Among the entries below, find each line holding "name" and return it.

Figure content listings:
______________________________
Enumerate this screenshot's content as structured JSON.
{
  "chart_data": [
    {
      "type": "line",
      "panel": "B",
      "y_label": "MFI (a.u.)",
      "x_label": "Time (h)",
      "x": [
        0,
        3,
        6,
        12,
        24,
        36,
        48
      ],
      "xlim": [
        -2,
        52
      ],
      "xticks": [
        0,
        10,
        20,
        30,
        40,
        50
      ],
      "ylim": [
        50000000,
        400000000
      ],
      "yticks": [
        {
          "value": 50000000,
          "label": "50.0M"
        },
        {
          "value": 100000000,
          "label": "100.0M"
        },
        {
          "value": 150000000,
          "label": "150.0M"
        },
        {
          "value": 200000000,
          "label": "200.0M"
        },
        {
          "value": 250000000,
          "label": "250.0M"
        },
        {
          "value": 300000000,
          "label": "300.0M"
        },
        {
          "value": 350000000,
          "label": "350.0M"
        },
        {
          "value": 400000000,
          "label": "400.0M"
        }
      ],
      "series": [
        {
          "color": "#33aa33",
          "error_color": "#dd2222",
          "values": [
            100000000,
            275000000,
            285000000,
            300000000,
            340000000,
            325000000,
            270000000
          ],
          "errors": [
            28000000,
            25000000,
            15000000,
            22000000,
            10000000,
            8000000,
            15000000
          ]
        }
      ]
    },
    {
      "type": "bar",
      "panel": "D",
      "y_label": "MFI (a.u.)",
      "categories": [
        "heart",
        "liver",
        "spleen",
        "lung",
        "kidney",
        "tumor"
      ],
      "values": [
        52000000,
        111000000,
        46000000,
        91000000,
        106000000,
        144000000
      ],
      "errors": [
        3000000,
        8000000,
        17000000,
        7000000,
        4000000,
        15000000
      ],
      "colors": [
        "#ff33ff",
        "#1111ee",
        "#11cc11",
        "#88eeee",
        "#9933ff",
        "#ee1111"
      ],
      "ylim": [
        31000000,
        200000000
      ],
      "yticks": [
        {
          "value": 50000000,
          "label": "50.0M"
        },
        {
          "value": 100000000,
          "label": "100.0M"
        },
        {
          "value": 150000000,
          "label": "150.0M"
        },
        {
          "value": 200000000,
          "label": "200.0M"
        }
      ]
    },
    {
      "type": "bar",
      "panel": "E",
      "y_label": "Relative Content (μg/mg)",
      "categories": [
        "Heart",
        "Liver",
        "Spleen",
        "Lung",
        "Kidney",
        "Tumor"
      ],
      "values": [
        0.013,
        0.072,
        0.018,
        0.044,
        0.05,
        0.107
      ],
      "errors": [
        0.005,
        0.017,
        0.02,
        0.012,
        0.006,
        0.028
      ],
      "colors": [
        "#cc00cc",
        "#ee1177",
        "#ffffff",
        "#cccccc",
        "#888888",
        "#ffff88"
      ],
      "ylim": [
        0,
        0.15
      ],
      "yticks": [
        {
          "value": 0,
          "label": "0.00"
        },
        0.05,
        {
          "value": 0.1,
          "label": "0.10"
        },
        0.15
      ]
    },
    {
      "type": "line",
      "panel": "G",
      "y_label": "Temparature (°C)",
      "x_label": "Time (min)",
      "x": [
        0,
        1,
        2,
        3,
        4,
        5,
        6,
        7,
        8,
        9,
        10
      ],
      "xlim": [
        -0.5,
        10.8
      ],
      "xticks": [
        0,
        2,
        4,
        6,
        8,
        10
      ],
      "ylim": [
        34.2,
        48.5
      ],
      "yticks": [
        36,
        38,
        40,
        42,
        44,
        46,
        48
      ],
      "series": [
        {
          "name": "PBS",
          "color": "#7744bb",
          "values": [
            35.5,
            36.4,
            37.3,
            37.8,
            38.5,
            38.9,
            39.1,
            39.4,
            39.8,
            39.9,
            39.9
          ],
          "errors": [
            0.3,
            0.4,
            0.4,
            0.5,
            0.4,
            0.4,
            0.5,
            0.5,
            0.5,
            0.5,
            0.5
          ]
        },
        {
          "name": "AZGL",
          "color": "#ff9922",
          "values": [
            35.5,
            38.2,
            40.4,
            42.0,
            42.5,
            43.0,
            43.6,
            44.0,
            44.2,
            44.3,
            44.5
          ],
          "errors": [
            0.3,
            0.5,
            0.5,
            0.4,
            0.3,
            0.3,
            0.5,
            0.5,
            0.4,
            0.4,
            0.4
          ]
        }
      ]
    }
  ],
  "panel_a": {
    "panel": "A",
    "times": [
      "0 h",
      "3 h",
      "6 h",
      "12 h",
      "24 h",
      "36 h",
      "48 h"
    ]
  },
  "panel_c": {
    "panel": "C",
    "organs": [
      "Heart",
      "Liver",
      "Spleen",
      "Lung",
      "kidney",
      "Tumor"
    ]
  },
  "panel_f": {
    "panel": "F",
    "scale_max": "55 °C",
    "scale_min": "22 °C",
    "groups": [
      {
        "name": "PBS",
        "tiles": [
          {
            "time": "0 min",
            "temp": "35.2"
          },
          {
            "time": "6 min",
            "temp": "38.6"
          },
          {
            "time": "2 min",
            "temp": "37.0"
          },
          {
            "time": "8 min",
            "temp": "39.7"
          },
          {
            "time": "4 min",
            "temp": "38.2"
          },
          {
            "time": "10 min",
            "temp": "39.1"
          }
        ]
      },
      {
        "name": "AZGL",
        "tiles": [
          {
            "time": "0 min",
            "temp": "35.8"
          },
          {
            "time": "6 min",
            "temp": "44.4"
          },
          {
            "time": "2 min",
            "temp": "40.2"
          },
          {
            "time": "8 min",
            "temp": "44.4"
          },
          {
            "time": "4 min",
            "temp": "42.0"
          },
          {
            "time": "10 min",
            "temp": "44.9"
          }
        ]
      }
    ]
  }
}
______________________________
▶ [Output]:
          "name": "PBS",
          "name": "AZGL",
        "name": "PBS",
        "name": "AZGL",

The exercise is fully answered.